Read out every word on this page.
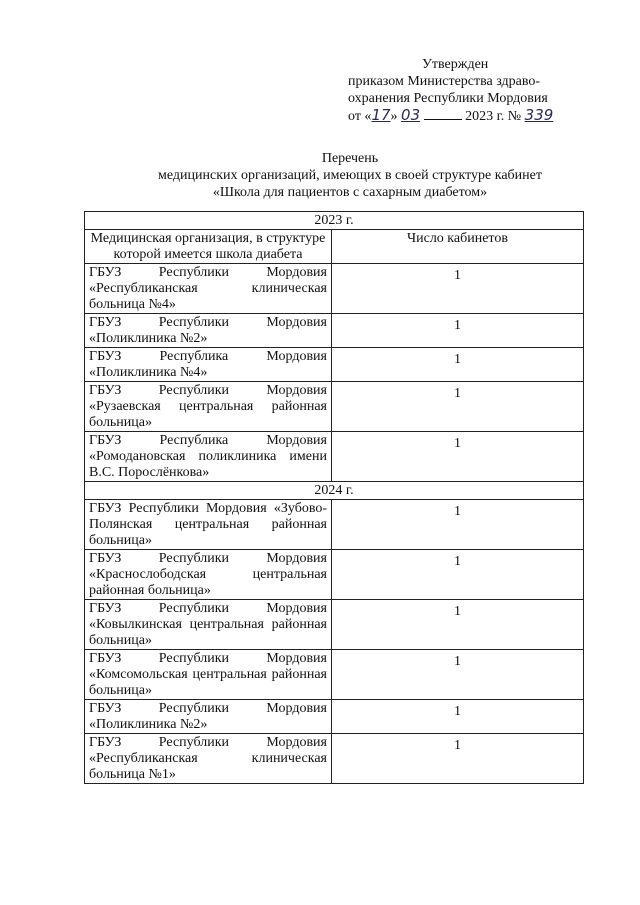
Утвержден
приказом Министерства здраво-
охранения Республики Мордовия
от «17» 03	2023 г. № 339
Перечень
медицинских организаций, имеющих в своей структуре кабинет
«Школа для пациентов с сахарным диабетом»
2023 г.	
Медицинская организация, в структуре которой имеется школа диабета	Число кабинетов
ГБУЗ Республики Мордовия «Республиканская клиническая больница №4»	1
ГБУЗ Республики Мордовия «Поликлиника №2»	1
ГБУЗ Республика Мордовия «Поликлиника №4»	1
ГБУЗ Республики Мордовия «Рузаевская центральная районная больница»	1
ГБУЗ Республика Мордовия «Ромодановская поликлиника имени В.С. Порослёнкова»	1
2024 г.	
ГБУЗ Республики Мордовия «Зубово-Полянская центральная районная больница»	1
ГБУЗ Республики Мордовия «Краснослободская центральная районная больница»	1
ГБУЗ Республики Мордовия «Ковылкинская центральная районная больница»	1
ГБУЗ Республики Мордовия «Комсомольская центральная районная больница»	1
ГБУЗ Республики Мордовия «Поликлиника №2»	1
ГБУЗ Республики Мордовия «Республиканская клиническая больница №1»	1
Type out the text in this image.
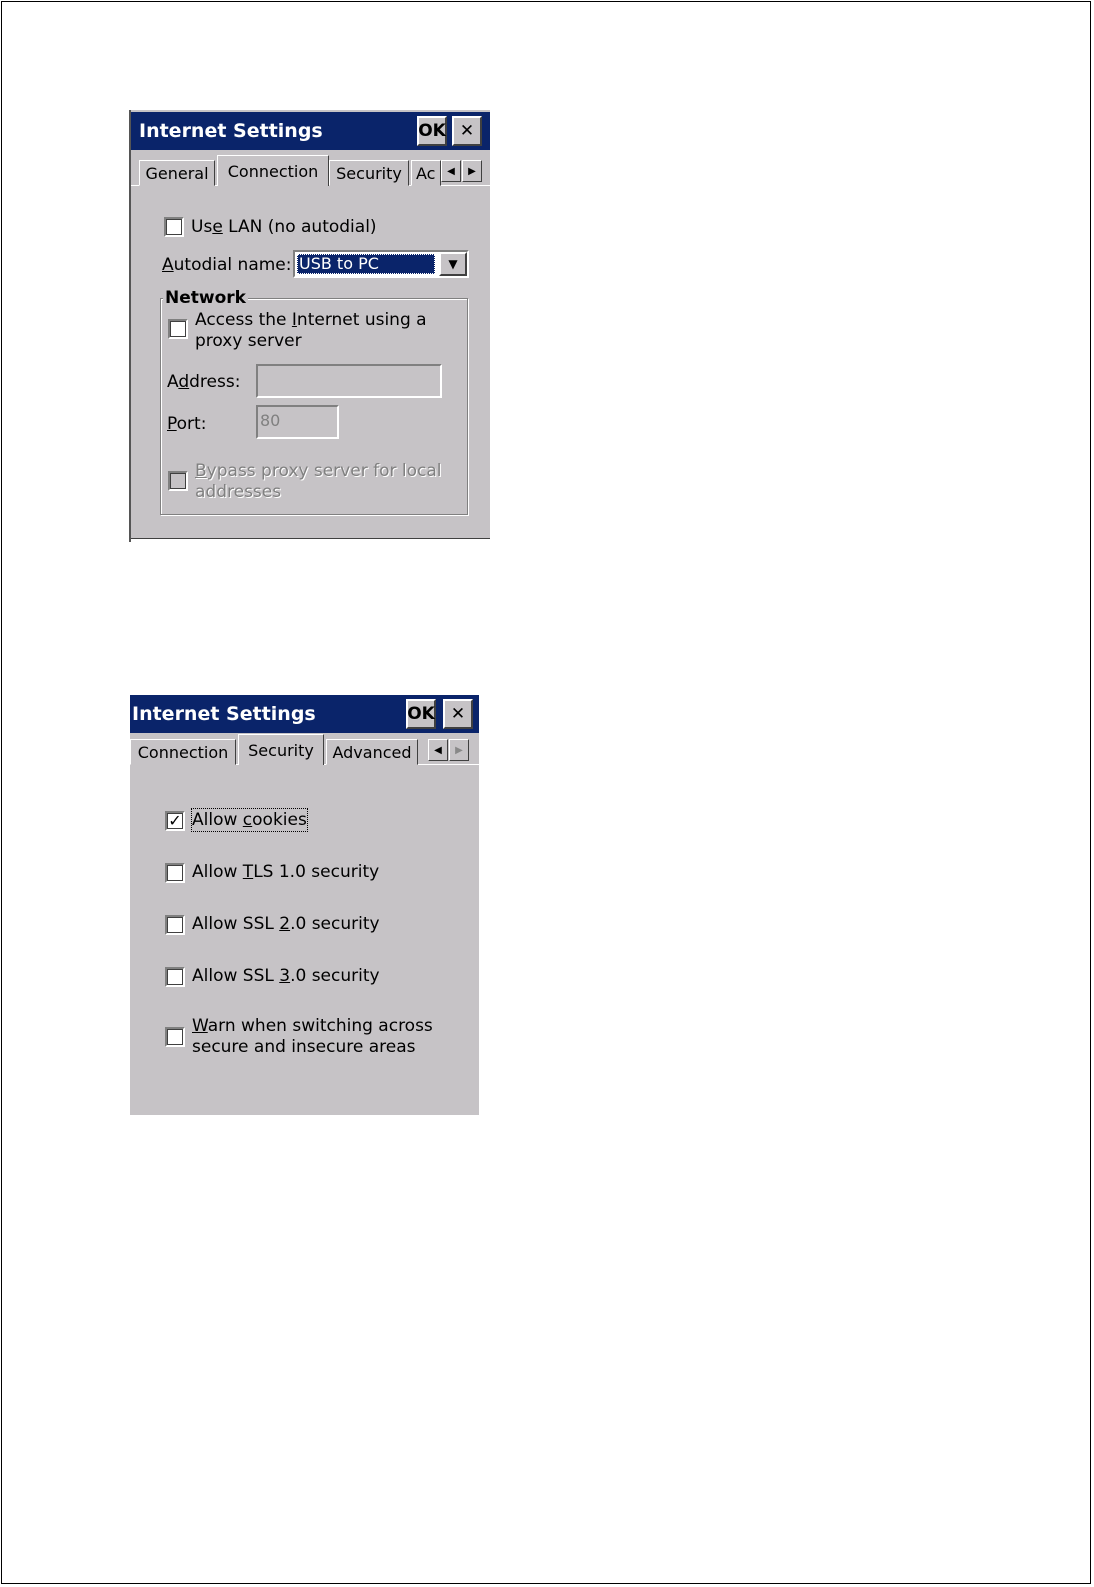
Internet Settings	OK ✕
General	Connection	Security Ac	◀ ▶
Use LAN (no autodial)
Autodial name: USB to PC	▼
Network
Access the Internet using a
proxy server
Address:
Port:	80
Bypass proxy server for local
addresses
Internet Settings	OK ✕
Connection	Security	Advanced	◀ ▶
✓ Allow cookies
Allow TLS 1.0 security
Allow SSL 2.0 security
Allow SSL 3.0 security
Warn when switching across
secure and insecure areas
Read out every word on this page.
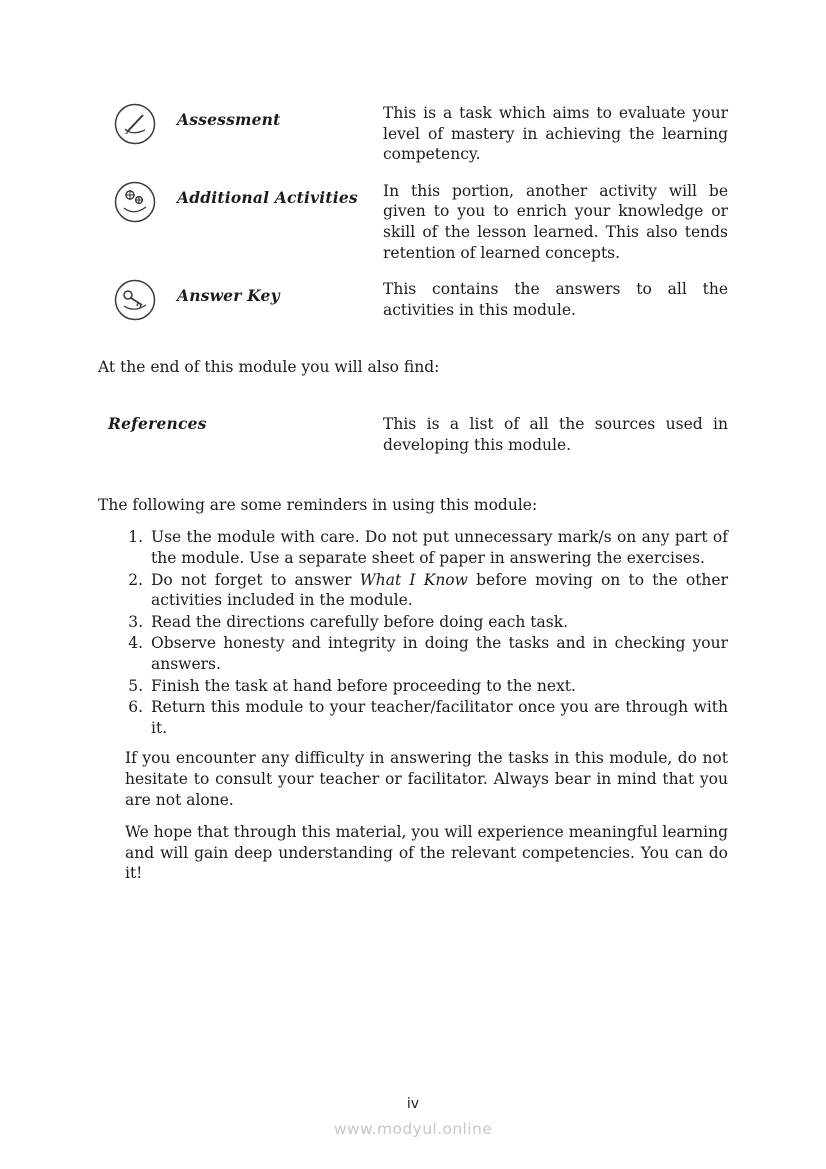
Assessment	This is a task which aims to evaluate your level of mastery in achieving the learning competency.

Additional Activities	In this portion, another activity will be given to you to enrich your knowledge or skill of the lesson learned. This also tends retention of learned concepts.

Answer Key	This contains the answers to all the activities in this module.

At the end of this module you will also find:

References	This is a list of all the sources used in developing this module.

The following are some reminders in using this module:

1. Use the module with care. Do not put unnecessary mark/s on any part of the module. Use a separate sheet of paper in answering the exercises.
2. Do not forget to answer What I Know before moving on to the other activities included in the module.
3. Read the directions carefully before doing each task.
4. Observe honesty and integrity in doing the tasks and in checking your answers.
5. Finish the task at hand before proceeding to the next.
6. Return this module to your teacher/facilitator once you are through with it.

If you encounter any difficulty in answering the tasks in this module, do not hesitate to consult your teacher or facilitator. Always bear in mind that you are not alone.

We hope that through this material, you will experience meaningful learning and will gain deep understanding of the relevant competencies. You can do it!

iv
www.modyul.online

## Objective:
Give back only a number, the number of lines where the string "using" occurs.

## Exercise output:
2